== MATERIAL FOR THE TASK ==

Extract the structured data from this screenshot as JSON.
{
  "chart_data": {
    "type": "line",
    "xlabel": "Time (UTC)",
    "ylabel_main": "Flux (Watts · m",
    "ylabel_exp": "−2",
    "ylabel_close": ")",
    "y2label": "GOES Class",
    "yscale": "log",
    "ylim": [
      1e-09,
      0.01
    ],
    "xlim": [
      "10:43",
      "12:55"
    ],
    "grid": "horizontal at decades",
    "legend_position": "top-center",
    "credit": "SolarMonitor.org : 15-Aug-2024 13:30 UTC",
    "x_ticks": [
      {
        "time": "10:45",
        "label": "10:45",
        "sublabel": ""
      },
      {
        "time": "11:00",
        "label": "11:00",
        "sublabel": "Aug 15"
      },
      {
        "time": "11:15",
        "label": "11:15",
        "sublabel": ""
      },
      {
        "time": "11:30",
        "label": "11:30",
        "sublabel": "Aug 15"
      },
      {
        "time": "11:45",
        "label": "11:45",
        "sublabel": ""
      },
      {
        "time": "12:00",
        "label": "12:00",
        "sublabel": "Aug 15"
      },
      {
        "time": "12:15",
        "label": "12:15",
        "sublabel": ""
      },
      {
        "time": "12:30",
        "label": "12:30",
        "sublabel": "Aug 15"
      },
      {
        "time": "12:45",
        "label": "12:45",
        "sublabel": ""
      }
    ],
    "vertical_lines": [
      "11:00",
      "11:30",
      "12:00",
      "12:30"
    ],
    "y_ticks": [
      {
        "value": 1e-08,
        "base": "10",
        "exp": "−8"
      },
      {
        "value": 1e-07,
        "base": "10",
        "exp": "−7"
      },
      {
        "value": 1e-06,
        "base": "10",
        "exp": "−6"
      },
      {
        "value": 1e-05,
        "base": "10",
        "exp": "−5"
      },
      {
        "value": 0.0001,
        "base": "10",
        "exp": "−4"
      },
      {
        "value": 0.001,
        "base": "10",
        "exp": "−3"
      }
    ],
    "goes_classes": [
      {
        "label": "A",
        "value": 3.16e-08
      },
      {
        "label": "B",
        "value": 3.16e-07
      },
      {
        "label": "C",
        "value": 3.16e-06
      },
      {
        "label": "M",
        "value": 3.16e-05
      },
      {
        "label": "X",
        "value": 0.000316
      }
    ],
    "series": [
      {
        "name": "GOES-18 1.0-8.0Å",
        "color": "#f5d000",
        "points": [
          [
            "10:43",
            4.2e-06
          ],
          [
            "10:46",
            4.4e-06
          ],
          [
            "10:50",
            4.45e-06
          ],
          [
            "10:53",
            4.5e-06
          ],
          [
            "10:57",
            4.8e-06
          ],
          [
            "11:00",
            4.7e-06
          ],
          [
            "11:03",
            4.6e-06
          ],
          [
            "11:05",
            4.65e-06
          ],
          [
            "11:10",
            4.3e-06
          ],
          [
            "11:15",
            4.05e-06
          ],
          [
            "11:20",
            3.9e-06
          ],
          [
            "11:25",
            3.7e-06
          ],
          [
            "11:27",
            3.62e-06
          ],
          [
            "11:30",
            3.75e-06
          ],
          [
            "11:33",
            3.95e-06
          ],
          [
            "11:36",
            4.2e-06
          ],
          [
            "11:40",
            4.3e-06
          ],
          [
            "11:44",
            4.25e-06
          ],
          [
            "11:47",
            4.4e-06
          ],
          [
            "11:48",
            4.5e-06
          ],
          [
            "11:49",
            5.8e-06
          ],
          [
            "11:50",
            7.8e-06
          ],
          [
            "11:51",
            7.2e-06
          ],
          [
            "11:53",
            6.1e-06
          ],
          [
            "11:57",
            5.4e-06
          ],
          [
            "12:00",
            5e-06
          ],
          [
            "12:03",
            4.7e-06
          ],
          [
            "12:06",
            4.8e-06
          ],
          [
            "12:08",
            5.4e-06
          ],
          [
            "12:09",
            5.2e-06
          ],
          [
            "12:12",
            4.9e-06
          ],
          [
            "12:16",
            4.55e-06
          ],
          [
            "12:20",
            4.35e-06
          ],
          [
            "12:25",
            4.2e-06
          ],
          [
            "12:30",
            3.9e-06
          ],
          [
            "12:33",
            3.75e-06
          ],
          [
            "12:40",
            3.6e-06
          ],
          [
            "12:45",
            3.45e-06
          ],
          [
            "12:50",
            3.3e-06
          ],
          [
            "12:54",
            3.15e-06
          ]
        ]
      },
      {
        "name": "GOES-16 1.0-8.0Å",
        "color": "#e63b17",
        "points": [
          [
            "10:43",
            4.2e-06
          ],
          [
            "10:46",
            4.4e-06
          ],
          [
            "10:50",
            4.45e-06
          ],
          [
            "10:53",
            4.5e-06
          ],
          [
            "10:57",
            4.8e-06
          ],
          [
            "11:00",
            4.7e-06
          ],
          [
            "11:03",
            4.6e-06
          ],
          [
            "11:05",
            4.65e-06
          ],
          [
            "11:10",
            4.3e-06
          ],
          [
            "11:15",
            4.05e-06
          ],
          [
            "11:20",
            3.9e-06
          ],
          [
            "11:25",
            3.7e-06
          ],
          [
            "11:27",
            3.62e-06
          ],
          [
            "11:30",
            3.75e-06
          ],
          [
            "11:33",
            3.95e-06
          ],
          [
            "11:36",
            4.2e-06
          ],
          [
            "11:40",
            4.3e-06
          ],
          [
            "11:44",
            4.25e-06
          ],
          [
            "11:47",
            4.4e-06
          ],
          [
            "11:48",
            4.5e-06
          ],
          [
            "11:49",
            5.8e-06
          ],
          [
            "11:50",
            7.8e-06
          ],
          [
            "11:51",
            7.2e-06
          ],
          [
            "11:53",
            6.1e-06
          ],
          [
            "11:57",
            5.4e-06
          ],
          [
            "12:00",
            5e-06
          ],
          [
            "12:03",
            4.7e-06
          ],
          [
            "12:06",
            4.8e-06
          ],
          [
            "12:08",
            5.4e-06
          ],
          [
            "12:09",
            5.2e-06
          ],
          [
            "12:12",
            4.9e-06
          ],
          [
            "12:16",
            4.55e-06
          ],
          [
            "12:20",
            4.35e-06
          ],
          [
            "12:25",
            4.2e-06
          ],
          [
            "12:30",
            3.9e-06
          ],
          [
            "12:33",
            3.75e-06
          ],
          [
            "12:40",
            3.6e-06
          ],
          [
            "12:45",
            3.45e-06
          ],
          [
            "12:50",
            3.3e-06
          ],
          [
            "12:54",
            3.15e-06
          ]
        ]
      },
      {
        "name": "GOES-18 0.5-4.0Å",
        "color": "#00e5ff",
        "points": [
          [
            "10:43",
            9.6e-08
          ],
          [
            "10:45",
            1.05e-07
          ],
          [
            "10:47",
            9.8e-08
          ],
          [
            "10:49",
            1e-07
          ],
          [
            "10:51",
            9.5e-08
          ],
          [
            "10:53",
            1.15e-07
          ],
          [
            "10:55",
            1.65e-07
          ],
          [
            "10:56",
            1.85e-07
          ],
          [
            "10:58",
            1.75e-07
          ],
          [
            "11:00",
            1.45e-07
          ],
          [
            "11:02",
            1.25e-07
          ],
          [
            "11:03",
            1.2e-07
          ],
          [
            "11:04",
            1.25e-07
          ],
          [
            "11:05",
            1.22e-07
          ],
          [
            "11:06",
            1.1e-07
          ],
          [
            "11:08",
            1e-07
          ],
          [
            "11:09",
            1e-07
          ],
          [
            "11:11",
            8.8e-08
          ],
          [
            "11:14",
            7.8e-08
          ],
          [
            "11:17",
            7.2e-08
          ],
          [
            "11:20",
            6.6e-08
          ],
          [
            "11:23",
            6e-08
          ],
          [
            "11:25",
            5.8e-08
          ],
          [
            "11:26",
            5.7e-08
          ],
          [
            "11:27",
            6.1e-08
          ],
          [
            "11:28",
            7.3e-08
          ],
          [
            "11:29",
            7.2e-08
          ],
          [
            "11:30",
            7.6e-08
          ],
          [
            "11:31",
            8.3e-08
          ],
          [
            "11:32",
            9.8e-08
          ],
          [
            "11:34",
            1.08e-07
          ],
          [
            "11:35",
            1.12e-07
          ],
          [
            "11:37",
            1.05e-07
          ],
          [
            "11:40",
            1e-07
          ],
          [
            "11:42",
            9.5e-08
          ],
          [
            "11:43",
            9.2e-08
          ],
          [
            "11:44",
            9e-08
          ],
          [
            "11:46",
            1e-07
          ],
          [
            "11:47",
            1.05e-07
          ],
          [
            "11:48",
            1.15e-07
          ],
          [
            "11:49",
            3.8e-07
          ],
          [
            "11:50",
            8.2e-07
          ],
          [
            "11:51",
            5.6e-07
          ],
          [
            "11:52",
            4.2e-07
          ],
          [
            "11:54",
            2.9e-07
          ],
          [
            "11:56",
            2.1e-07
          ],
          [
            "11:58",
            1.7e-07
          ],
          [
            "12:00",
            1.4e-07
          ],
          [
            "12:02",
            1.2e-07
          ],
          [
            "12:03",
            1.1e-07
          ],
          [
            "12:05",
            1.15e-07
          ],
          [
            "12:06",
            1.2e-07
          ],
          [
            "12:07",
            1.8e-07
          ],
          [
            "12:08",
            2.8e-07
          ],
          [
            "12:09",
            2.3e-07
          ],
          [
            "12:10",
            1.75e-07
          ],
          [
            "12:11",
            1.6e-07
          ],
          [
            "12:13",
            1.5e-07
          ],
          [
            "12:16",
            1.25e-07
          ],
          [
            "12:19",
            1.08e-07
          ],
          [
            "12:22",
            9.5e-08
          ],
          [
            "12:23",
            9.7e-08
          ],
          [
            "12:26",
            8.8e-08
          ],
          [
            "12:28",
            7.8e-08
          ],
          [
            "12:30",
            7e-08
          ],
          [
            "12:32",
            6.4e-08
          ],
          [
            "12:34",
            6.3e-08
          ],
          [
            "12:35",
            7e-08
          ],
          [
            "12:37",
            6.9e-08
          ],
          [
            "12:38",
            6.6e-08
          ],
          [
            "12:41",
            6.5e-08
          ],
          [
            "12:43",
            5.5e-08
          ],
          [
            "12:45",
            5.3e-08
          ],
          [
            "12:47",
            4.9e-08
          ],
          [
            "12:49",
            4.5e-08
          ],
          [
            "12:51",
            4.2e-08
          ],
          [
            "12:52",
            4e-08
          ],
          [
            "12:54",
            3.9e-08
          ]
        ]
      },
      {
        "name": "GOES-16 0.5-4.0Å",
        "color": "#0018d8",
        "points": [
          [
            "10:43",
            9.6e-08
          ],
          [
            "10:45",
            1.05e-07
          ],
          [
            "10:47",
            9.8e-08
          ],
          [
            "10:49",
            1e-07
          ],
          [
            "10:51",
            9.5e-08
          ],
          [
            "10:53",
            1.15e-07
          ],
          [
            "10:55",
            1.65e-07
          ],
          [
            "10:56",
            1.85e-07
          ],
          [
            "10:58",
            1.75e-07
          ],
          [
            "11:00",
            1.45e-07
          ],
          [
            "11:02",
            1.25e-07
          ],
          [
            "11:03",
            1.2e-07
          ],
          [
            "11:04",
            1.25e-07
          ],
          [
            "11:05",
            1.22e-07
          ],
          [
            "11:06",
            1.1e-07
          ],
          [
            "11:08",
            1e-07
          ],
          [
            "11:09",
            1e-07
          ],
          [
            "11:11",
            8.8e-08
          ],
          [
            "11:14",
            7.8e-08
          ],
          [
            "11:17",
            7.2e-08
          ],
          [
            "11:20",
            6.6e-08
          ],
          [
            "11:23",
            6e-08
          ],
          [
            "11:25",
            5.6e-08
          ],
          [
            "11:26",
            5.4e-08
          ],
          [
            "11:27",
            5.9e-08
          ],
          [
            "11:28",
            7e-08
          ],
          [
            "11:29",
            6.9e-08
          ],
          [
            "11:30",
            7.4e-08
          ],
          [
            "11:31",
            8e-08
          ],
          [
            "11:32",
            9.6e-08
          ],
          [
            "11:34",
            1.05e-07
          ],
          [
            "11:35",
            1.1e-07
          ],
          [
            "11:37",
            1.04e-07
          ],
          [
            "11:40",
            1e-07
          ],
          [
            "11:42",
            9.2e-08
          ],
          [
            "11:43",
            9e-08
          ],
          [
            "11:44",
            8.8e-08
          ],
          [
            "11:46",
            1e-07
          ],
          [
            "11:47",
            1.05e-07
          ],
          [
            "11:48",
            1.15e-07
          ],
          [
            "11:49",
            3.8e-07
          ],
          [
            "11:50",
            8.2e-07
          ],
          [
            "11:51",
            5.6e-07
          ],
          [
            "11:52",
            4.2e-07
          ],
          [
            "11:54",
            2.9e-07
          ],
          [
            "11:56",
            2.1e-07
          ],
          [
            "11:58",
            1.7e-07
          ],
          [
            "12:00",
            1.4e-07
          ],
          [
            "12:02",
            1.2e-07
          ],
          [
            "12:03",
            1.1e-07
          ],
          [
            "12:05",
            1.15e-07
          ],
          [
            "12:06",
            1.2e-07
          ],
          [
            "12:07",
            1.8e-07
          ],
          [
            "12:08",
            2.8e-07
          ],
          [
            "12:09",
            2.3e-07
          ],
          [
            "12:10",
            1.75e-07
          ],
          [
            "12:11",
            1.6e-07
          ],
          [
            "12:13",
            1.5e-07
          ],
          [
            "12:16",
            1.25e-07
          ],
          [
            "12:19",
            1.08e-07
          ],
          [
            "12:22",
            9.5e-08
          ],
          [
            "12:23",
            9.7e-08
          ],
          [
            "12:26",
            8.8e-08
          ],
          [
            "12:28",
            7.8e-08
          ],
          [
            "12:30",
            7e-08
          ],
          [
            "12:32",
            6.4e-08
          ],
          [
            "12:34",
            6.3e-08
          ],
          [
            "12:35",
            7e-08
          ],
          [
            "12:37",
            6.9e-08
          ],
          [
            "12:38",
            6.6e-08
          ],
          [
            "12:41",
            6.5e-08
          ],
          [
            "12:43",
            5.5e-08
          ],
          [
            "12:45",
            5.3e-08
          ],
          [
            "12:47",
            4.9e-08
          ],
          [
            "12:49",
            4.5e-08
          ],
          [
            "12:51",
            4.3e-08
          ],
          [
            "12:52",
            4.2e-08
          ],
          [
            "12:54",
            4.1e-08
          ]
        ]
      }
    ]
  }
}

===

• [PROBLEM TO WORK ON]:
Your answer should be a single number: the count of lines in these records that hold the string "color".

• [THE RESPONSE]:
4